- [Document excerpt]:
NASA Gets Fooled by the Astro-Not

NASA wants you to know that being an astronaut is hard. It takes incredible intelligence, amazing physical conditioning and a strong psyche. Only a chosen few ever qualify.

Do you feel lucky?

Something you'd think NASA would be aware of when some random doofus calls them and claims to be one, but maybe commercial airline pilot Jerry Alan Whittredge was just very convincing.

After claiming to be a CIA agent with the Congressional Medal of Honor AND a member of the next shuttle mission, Whittredge convinced the folks at the Space Center in Alabama to give him an exclusive tour.

To be fair, he was wearing an appropriate costume.

Come on, NASA has rocket science and crap to work on! You can't expect these highly educated people, some of the most intelligent on Earth, to check resumes before handing over classified information about the shuttle's propulsion system to some schmuck they don't know. And while they're at it, you can't expect them to NOT let an unqualified stranger sit at Mission Control during a shuttle mission.

But Jerry wasn't just satisfied with hoodwinking NASA. He also convinced the Navy to give him training on a T-45 flight simulator.

- [Data supplied]:
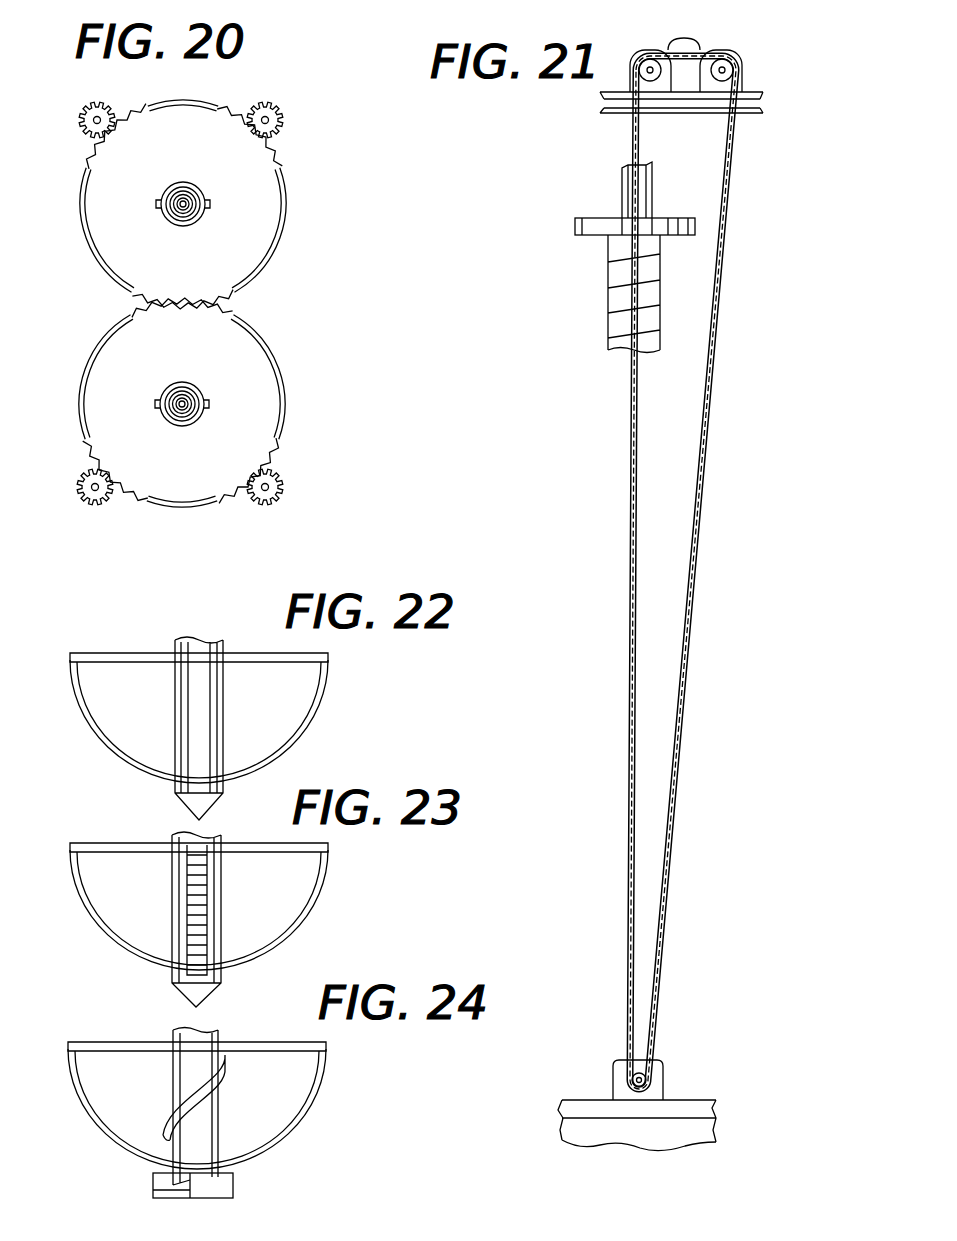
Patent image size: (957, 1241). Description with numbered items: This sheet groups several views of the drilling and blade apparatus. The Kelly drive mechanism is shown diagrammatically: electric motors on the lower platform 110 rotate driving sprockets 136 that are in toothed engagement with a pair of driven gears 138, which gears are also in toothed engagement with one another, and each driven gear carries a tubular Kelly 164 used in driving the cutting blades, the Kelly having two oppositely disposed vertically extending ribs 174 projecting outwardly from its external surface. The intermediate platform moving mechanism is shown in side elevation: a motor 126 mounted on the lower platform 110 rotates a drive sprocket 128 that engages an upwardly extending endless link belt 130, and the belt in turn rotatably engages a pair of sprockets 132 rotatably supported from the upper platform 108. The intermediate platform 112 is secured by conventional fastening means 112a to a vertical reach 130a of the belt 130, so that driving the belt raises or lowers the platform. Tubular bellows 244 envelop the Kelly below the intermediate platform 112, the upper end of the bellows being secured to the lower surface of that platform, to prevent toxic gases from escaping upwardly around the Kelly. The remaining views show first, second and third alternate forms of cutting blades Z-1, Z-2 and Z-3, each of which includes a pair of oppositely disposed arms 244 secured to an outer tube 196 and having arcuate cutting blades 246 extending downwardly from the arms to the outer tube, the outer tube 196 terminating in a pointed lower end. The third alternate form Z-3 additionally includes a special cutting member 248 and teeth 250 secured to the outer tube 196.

In FIG. 20, the driving sprockets 136 is at (283, 121).
In FIG. 20, the driven gears 138 is at (263, 230).
In FIG. 20, the tubular Kelly 164 is at (182, 226).
In FIG. 20, the vertically extending ribs 174 is at (156, 204).
In FIG. 21, the upper platform 108 is at (754, 112).
In FIG. 21, the lower platform 110 is at (584, 1108).
In FIG. 21, the intermediate platform 112 is at (582, 228).
In FIG. 21, the fastening means 112a is at (648, 210).
In FIG. 21, the motor 126 is at (655, 1060).
In FIG. 21, the drive sprocket 128 is at (650, 1078).
In FIG. 21, the endless link belt 130 is at (694, 585).
In FIG. 21, the vertical reach of belt 130a is at (631, 418).
In FIG. 21, the sprockets 132 is at (683, 38).
In FIG. 21, the tubular bellows / arms 244 is at (606, 298).
In FIG. 22, the tubular bellows / arms 244 is at (224, 655).
In FIG. 23, the tubular bellows / arms 244 is at (222, 843).
In FIG. 24, the tubular bellows / arms 244 is at (220, 1040).
In FIG. 22, the bowl 246 is at (312, 733).
In FIG. 23, the bowl 246 is at (305, 920).
In FIG. 24, the bowl 246 is at (293, 1128).
In FIG. 24, the special cutting member 248 is at (226, 1062).
In FIG. 24, the teeth 250 is at (234, 1187).
In FIG. 22, the outer tube 196 is at (210, 708).
In FIG. 23, the outer tube 196 is at (214, 870).
In FIG. 24, the outer tube 196 is at (212, 1115).
In FIG. 22, the first alternate form of blade Z-1 is at (326, 675).
In FIG. 23, the second alternate form of blade Z-2 is at (326, 870).
In FIG. 24, the third alternate form of blade Z-3 is at (324, 1078).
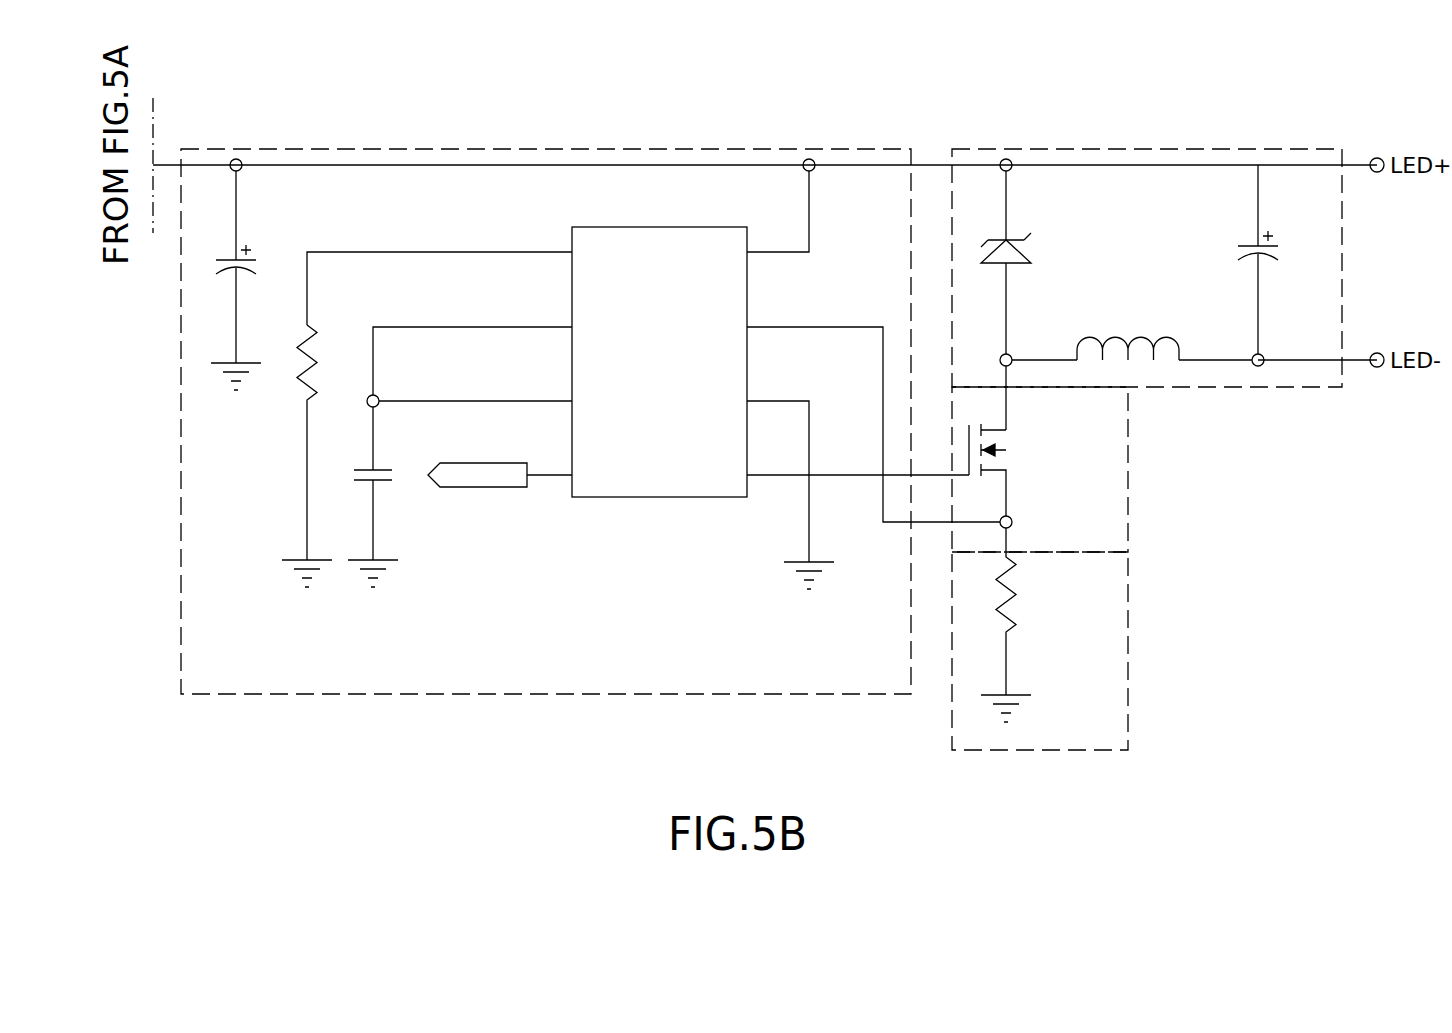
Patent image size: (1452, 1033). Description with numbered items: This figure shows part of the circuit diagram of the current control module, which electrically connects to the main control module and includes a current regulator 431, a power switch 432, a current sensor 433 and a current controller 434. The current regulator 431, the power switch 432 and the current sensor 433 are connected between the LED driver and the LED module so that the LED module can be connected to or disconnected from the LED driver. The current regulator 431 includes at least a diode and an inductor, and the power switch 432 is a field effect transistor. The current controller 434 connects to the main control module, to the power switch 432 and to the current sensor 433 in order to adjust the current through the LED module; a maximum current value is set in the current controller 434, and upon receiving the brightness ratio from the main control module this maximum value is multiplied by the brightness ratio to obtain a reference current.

- [Task requirements]: In the article about the NASA impostor, what did Whittredge persuade the Navy to provide him?

- [Solved exercise]: Training on a T-45 flight simulator.